[WHAT IS BEING ASKED]:
Retype the whole listing below, character for character.

[DATA FOR PROCESSING]:
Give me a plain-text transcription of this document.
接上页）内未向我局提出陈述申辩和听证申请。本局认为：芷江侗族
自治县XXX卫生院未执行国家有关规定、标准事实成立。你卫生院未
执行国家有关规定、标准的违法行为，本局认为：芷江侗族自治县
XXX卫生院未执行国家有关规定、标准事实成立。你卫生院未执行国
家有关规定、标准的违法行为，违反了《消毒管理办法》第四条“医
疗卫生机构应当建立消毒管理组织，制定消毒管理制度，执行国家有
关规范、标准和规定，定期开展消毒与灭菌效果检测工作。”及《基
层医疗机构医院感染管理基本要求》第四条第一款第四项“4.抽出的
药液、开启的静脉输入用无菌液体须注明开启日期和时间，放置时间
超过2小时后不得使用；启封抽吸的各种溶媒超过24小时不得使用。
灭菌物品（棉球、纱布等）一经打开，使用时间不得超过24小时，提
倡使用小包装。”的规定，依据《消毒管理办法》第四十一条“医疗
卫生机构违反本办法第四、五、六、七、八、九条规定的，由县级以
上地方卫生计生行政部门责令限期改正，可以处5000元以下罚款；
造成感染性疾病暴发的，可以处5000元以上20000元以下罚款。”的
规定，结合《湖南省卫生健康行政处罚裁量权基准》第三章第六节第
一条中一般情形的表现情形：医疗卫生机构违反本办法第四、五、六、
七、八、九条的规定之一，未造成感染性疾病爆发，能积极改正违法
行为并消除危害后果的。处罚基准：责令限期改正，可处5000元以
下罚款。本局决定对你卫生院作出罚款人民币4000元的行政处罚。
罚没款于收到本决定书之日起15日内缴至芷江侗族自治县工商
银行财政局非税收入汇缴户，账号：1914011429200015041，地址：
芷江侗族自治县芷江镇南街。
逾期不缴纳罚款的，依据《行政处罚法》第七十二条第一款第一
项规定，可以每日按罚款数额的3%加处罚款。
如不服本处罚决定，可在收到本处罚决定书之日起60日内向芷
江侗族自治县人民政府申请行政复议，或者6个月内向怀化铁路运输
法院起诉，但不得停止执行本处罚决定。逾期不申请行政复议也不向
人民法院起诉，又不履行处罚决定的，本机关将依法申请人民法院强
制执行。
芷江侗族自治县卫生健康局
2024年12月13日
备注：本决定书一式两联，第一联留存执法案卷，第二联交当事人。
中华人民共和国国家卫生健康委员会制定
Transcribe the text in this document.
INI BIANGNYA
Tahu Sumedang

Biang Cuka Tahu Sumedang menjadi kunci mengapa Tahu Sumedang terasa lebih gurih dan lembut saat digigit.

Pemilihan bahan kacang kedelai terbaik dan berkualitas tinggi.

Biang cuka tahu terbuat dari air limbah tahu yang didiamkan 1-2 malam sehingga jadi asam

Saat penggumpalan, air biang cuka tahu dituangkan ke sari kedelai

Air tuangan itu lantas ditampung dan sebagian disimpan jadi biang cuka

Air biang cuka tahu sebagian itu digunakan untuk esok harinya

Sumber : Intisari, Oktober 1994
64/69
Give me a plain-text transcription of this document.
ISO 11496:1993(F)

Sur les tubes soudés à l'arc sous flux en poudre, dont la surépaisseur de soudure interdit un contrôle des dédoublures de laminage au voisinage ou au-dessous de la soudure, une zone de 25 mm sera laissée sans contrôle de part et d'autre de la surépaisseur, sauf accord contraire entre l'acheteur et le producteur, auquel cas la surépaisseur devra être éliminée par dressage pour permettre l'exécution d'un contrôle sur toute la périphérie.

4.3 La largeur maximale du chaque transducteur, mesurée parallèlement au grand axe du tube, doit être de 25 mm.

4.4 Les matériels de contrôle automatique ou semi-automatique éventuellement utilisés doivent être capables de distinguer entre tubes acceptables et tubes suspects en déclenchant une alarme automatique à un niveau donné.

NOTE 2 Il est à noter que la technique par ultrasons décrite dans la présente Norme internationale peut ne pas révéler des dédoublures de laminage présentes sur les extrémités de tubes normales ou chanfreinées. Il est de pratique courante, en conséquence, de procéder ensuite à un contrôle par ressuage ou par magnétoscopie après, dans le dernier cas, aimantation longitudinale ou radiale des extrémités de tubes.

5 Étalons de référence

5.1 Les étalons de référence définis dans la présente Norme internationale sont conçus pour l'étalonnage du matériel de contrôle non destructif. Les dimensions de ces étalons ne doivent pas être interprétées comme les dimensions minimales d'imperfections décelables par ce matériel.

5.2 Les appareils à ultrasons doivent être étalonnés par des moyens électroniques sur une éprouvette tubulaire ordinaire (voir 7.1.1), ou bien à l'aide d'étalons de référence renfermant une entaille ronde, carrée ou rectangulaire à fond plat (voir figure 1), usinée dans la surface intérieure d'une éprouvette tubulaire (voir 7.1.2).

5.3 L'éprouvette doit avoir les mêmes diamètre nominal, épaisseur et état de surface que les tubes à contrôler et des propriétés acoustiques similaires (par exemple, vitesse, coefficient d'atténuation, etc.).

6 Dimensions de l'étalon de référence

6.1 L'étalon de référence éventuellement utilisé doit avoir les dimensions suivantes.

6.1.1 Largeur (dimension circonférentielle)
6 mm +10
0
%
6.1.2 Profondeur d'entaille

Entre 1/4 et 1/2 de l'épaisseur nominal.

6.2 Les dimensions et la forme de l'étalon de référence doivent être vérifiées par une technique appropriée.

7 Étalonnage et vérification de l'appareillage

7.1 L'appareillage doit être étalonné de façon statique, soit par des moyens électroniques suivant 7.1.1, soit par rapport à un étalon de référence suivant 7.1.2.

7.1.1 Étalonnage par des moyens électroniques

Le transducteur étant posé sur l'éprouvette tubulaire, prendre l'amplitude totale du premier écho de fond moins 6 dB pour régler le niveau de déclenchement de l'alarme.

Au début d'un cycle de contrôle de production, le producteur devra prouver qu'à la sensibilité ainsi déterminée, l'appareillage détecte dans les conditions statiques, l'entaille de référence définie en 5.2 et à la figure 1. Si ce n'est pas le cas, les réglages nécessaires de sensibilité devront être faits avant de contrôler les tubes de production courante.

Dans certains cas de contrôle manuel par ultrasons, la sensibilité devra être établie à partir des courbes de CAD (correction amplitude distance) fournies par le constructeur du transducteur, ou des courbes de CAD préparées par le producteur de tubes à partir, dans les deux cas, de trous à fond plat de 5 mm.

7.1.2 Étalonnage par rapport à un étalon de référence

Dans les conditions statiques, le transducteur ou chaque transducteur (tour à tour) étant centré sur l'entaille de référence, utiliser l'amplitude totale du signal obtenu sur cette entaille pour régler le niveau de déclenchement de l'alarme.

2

[EXERCISE RESULT]:
Give me a plain-text transcription of this document.
接上页）内未向我局提出陈述申辩和听证申请。本局认为：芷江侗族
自治县XXX卫生院未执行国家有关规定、标准事实成立。你卫生院未
执行国家有关规定、标准的违法行为，本局认为：芷江侗族自治县
XXX卫生院未执行国家有关规定、标准事实成立。你卫生院未执行国
家有关规定、标准的违法行为，违反了《消毒管理办法》第四条“医
疗卫生机构应当建立消毒管理组织，制定消毒管理制度，执行国家有
关规范、标准和规定，定期开展消毒与灭菌效果检测工作。”及《基
层医疗机构医院感染管理基本要求》第四条第一款第四项“4.抽出的
药液、开启的静脉输入用无菌液体须注明开启日期和时间，放置时间
超过2小时后不得使用；启封抽吸的各种溶媒超过24小时不得使用。
灭菌物品（棉球、纱布等）一经打开，使用时间不得超过24小时，提
倡使用小包装。”的规定，依据《消毒管理办法》第四十一条“医疗
卫生机构违反本办法第四、五、六、七、八、九条规定的，由县级以
上地方卫生计生行政部门责令限期改正，可以处5000元以下罚款；
造成感染性疾病暴发的，可以处5000元以上20000元以下罚款。”的
规定，结合《湖南省卫生健康行政处罚裁量权基准》第三章第六节第
一条中一般情形的表现情形：医疗卫生机构违反本办法第四、五、六、
七、八、九条的规定之一，未造成感染性疾病爆发，能积极改正违法
行为并消除危害后果的。处罚基准：责令限期改正，可处5000元以
下罚款。本局决定对你卫生院作出罚款人民币4000元的行政处罚。
罚没款于收到本决定书之日起15日内缴至芷江侗族自治县工商
银行财政局非税收入汇缴户，账号：1914011429200015041，地址：
芷江侗族自治县芷江镇南街。
逾期不缴纳罚款的，依据《行政处罚法》第七十二条第一款第一
项规定，可以每日按罚款数额的3%加处罚款。
如不服本处罚决定，可在收到本处罚决定书之日起60日内向芷
江侗族自治县人民政府申请行政复议，或者6个月内向怀化铁路运输
法院起诉，但不得停止执行本处罚决定。逾期不申请行政复议也不向
人民法院起诉，又不履行处罚决定的，本机关将依法申请人民法院强
制执行。
芷江侗族自治县卫生健康局
2024年12月13日
备注：本决定书一式两联，第一联留存执法案卷，第二联交当事人。
中华人民共和国国家卫生健康委员会制定
Transcribe the text in this document.
INI BIANGNYA
Tahu Sumedang

Biang Cuka Tahu Sumedang menjadi kunci mengapa Tahu Sumedang terasa lebih gurih dan lembut saat digigit.

Pemilihan bahan kacang kedelai terbaik dan berkualitas tinggi.

Biang cuka tahu terbuat dari air limbah tahu yang didiamkan 1-2 malam sehingga jadi asam

Saat penggumpalan, air biang cuka tahu dituangkan ke sari kedelai

Air tuangan itu lantas ditampung dan sebagian disimpan jadi biang cuka

Air biang cuka tahu sebagian itu digunakan untuk esok harinya

Sumber : Intisari, Oktober 1994
64/69
Give me a plain-text transcription of this document.
ISO 11496:1993(F)

Sur les tubes soudés à l'arc sous flux en poudre, dont la surépaisseur de soudure interdit un contrôle des dédoublures de laminage au voisinage ou au-dessous de la soudure, une zone de 25 mm sera laissée sans contrôle de part et d'autre de la surépaisseur, sauf accord contraire entre l'acheteur et le producteur, auquel cas la surépaisseur devra être éliminée par dressage pour permettre l'exécution d'un contrôle sur toute la périphérie.

4.3 La largeur maximale du chaque transducteur, mesurée parallèlement au grand axe du tube, doit être de 25 mm.

4.4 Les matériels de contrôle automatique ou semi-automatique éventuellement utilisés doivent être capables de distinguer entre tubes acceptables et tubes suspects en déclenchant une alarme automatique à un niveau donné.

NOTE 2 Il est à noter que la technique par ultrasons décrite dans la présente Norme internationale peut ne pas révéler des dédoublures de laminage présentes sur les extrémités de tubes normales ou chanfreinées. Il est de pratique courante, en conséquence, de procéder ensuite à un contrôle par ressuage ou par magnétoscopie après, dans le dernier cas, aimantation longitudinale ou radiale des extrémités de tubes.

5 Étalons de référence

5.1 Les étalons de référence définis dans la présente Norme internationale sont conçus pour l'étalonnage du matériel de contrôle non destructif. Les dimensions de ces étalons ne doivent pas être interprétées comme les dimensions minimales d'imperfections décelables par ce matériel.

5.2 Les appareils à ultrasons doivent être étalonnés par des moyens électroniques sur une éprouvette tubulaire ordinaire (voir 7.1.1), ou bien à l'aide d'étalons de référence renfermant une entaille ronde, carrée ou rectangulaire à fond plat (voir figure 1), usinée dans la surface intérieure d'une éprouvette tubulaire (voir 7.1.2).

5.3 L'éprouvette doit avoir les mêmes diamètre nominal, épaisseur et état de surface que les tubes à contrôler et des propriétés acoustiques similaires (par exemple, vitesse, coefficient d'atténuation, etc.).

6 Dimensions de l'étalon de référence

6.1 L'étalon de référence éventuellement utilisé doit avoir les dimensions suivantes.

6.1.1 Largeur (dimension circonférentielle)
6 mm +10
0
%
6.1.2 Profondeur d'entaille

Entre 1/4 et 1/2 de l'épaisseur nominal.

6.2 Les dimensions et la forme de l'étalon de référence doivent être vérifiées par une technique appropriée.

7 Étalonnage et vérification de l'appareillage

7.1 L'appareillage doit être étalonné de façon statique, soit par des moyens électroniques suivant 7.1.1, soit par rapport à un étalon de référence suivant 7.1.2.

7.1.1 Étalonnage par des moyens électroniques

Le transducteur étant posé sur l'éprouvette tubulaire, prendre l'amplitude totale du premier écho de fond moins 6 dB pour régler le niveau de déclenchement de l'alarme.

Au début d'un cycle de contrôle de production, le producteur devra prouver qu'à la sensibilité ainsi déterminée, l'appareillage détecte dans les conditions statiques, l'entaille de référence définie en 5.2 et à la figure 1. Si ce n'est pas le cas, les réglages nécessaires de sensibilité devront être faits avant de contrôler les tubes de production courante.

Dans certains cas de contrôle manuel par ultrasons, la sensibilité devra être établie à partir des courbes de CAD (correction amplitude distance) fournies par le constructeur du transducteur, ou des courbes de CAD préparées par le producteur de tubes à partir, dans les deux cas, de trous à fond plat de 5 mm.

7.1.2 Étalonnage par rapport à un étalon de référence

Dans les conditions statiques, le transducteur ou chaque transducteur (tour à tour) étant centré sur l'entaille de référence, utiliser l'amplitude totale du signal obtenu sur cette entaille pour régler le niveau de déclenchement de l'alarme.

2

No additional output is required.